— START OF INPUT —

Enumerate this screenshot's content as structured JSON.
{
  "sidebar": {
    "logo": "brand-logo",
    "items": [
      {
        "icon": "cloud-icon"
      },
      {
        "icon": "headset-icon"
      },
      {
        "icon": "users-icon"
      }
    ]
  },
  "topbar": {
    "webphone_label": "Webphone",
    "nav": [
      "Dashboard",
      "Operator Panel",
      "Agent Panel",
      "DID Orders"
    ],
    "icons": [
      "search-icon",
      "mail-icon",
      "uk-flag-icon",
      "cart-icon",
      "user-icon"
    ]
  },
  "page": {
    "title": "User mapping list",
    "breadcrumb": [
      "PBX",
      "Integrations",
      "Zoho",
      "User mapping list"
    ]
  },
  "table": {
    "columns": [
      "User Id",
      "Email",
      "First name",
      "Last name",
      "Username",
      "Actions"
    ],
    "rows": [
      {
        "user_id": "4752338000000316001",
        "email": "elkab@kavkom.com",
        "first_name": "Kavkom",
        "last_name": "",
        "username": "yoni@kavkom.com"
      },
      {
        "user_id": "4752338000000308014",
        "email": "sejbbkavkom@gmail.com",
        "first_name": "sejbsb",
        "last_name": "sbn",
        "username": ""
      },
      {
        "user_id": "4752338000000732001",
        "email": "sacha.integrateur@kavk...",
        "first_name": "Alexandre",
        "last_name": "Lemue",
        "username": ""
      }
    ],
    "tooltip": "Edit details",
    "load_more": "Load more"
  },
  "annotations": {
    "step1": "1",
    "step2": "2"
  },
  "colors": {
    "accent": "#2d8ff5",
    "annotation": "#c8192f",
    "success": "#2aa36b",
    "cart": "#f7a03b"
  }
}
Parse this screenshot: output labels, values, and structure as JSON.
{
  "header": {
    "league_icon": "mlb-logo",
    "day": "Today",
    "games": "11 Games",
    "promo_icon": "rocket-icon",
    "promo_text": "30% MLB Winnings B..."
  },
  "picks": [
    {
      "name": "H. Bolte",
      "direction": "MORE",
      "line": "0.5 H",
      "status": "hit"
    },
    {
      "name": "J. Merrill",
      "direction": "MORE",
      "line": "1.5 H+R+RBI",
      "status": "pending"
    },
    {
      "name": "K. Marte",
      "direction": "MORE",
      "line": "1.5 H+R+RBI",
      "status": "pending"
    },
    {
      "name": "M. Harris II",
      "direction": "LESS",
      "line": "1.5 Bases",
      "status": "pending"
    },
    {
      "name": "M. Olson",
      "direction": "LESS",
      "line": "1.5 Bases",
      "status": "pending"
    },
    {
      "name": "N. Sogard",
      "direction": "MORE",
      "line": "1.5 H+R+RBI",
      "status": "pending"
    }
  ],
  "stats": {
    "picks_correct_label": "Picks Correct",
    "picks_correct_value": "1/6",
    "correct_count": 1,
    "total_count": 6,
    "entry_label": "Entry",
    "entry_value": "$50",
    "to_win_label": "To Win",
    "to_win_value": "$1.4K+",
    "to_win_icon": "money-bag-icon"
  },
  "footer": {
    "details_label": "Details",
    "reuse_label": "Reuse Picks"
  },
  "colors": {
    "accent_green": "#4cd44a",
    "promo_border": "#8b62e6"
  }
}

— END OF INPUT —

▶ EXERCISE
Give an exact repetition of all the material.

▶ RESPONSE FOR THIS EXERCISE
Enumerate this screenshot's content as structured JSON.
{
  "sidebar": {
    "logo": "brand-logo",
    "items": [
      {
        "icon": "cloud-icon"
      },
      {
        "icon": "headset-icon"
      },
      {
        "icon": "users-icon"
      }
    ]
  },
  "topbar": {
    "webphone_label": "Webphone",
    "nav": [
      "Dashboard",
      "Operator Panel",
      "Agent Panel",
      "DID Orders"
    ],
    "icons": [
      "search-icon",
      "mail-icon",
      "uk-flag-icon",
      "cart-icon",
      "user-icon"
    ]
  },
  "page": {
    "title": "User mapping list",
    "breadcrumb": [
      "PBX",
      "Integrations",
      "Zoho",
      "User mapping list"
    ]
  },
  "table": {
    "columns": [
      "User Id",
      "Email",
      "First name",
      "Last name",
      "Username",
      "Actions"
    ],
    "rows": [
      {
        "user_id": "4752338000000316001",
        "email": "elkab@kavkom.com",
        "first_name": "Kavkom",
        "last_name": "",
        "username": "yoni@kavkom.com"
      },
      {
        "user_id": "4752338000000308014",
        "email": "sejbbkavkom@gmail.com",
        "first_name": "sejbsb",
        "last_name": "sbn",
        "username": ""
      },
      {
        "user_id": "4752338000000732001",
        "email": "sacha.integrateur@kavk...",
        "first_name": "Alexandre",
        "last_name": "Lemue",
        "username": ""
      }
    ],
    "tooltip": "Edit details",
    "load_more": "Load more"
  },
  "annotations": {
    "step1": "1",
    "step2": "2"
  },
  "colors": {
    "accent": "#2d8ff5",
    "annotation": "#c8192f",
    "success": "#2aa36b",
    "cart": "#f7a03b"
  }
}
Parse this screenshot: output labels, values, and structure as JSON.
{
  "header": {
    "league_icon": "mlb-logo",
    "day": "Today",
    "games": "11 Games",
    "promo_icon": "rocket-icon",
    "promo_text": "30% MLB Winnings B..."
  },
  "picks": [
    {
      "name": "H. Bolte",
      "direction": "MORE",
      "line": "0.5 H",
      "status": "hit"
    },
    {
      "name": "J. Merrill",
      "direction": "MORE",
      "line": "1.5 H+R+RBI",
      "status": "pending"
    },
    {
      "name": "K. Marte",
      "direction": "MORE",
      "line": "1.5 H+R+RBI",
      "status": "pending"
    },
    {
      "name": "M. Harris II",
      "direction": "LESS",
      "line": "1.5 Bases",
      "status": "pending"
    },
    {
      "name": "M. Olson",
      "direction": "LESS",
      "line": "1.5 Bases",
      "status": "pending"
    },
    {
      "name": "N. Sogard",
      "direction": "MORE",
      "line": "1.5 H+R+RBI",
      "status": "pending"
    }
  ],
  "stats": {
    "picks_correct_label": "Picks Correct",
    "picks_correct_value": "1/6",
    "correct_count": 1,
    "total_count": 6,
    "entry_label": "Entry",
    "entry_value": "$50",
    "to_win_label": "To Win",
    "to_win_value": "$1.4K+",
    "to_win_icon": "money-bag-icon"
  },
  "footer": {
    "details_label": "Details",
    "reuse_label": "Reuse Picks"
  },
  "colors": {
    "accent_green": "#4cd44a",
    "promo_border": "#8b62e6"
  }
}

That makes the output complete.